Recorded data
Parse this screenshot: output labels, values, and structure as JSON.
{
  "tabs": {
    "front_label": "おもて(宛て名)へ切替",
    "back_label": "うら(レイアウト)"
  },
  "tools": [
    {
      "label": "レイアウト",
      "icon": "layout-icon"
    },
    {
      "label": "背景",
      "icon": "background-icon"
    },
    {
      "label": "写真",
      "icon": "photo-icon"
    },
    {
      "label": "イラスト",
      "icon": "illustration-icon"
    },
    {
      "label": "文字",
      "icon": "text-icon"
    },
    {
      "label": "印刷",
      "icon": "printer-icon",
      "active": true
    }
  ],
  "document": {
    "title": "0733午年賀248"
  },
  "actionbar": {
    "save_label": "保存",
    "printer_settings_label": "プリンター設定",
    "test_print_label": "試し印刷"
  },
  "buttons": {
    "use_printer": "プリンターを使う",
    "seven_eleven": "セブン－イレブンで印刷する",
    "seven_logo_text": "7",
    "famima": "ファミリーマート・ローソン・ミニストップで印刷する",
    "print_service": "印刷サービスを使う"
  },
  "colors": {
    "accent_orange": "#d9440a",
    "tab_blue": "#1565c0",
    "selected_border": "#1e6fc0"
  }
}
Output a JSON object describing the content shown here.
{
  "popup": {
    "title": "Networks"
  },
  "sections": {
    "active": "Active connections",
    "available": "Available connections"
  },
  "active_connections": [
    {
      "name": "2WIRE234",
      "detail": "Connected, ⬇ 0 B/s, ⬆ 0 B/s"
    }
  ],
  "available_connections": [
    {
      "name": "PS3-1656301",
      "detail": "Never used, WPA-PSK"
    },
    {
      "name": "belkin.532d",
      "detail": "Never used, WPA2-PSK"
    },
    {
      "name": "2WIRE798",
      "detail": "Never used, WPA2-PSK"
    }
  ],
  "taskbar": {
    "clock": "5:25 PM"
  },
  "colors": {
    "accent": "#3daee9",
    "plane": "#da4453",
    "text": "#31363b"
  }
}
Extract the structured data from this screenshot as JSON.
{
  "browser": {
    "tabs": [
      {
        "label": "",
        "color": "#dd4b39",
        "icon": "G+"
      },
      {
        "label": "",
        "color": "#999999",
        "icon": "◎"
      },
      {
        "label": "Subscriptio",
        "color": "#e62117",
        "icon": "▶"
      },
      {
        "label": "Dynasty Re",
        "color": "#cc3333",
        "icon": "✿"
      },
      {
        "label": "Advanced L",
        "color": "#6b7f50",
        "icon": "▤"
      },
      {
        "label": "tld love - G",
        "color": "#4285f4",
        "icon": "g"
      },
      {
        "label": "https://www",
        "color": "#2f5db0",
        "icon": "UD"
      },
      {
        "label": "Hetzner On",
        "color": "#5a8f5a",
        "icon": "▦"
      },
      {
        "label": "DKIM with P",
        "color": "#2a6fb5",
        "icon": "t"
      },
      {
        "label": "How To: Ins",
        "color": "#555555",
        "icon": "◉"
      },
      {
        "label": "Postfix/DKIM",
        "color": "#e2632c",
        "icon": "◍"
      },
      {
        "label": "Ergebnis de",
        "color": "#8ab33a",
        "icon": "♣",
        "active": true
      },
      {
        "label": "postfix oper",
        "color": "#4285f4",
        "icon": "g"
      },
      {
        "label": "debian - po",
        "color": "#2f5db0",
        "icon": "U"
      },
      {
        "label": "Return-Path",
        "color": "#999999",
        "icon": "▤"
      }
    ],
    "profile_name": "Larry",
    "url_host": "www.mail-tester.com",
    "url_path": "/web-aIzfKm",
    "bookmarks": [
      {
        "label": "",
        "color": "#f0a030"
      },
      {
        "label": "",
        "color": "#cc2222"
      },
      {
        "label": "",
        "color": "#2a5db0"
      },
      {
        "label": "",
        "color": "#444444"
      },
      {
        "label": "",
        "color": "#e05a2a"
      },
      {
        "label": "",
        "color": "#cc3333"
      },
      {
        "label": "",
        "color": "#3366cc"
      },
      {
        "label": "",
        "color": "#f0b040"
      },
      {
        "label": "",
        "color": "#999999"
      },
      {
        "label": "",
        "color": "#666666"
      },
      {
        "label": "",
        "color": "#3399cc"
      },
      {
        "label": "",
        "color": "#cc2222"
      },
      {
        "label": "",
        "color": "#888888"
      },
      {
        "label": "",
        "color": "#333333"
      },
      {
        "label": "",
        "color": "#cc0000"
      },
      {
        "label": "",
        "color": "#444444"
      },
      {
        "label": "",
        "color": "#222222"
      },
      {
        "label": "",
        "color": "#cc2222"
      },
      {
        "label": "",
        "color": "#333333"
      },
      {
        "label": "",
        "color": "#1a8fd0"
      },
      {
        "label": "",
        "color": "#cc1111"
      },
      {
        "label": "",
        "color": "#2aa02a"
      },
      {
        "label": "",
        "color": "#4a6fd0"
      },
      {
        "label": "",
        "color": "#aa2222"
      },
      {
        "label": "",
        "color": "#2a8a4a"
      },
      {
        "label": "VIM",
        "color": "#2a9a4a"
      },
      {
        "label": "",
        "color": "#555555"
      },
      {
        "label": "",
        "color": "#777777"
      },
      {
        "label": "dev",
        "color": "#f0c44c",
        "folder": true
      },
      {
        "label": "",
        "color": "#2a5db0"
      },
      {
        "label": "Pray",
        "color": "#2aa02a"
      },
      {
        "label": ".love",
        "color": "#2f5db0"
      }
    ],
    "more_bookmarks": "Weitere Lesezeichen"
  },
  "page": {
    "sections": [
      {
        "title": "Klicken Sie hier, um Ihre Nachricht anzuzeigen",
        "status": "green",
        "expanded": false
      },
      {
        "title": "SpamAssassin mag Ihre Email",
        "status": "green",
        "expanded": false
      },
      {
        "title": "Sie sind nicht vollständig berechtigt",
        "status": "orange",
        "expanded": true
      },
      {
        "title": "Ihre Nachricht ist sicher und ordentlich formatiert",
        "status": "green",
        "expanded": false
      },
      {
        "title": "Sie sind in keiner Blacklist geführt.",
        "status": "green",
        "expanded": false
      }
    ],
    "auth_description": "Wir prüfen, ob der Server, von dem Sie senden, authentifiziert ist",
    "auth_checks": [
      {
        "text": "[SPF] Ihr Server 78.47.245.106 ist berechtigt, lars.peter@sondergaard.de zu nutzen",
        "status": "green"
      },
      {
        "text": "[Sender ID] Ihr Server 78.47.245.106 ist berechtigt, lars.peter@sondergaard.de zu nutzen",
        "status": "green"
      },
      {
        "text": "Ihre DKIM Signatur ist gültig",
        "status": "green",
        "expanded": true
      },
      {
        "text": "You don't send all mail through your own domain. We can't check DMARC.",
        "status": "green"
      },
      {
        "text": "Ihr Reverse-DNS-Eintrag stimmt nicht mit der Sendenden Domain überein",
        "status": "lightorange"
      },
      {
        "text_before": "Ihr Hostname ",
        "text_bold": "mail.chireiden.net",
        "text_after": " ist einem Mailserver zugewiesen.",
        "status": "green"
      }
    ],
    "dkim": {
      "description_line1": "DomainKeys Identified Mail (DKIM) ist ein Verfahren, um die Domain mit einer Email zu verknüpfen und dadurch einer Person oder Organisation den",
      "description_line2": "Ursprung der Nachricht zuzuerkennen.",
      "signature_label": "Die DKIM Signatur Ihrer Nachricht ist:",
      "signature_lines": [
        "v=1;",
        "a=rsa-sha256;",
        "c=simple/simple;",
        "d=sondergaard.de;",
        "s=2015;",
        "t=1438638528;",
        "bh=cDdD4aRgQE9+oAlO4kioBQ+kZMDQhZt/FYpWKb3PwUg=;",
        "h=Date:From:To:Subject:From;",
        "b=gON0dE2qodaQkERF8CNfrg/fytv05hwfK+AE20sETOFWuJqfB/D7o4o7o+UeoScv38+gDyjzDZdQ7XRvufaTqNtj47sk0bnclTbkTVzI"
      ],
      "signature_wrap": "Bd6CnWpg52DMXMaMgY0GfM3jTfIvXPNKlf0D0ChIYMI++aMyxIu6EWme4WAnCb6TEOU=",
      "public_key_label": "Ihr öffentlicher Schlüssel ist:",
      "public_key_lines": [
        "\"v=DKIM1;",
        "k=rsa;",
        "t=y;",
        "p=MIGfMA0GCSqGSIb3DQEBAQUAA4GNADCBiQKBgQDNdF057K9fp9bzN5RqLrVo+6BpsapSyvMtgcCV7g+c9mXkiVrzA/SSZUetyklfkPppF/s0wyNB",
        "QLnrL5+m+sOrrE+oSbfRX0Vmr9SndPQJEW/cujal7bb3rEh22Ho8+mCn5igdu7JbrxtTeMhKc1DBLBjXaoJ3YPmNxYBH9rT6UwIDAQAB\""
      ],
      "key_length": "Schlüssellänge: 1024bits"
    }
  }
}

Goal. Pull every line containing "Nachricht" out of the records.

Solution to the exercise.
        "title": "Klicken Sie hier, um Ihre Nachricht anzuzeigen",
        "title": "Ihre Nachricht ist sicher und ordentlich formatiert",
      "description_line2": "Ursprung der Nachricht zuzuerkennen.",
      "signature_label": "Die DKIM Signatur Ihrer Nachricht ist:",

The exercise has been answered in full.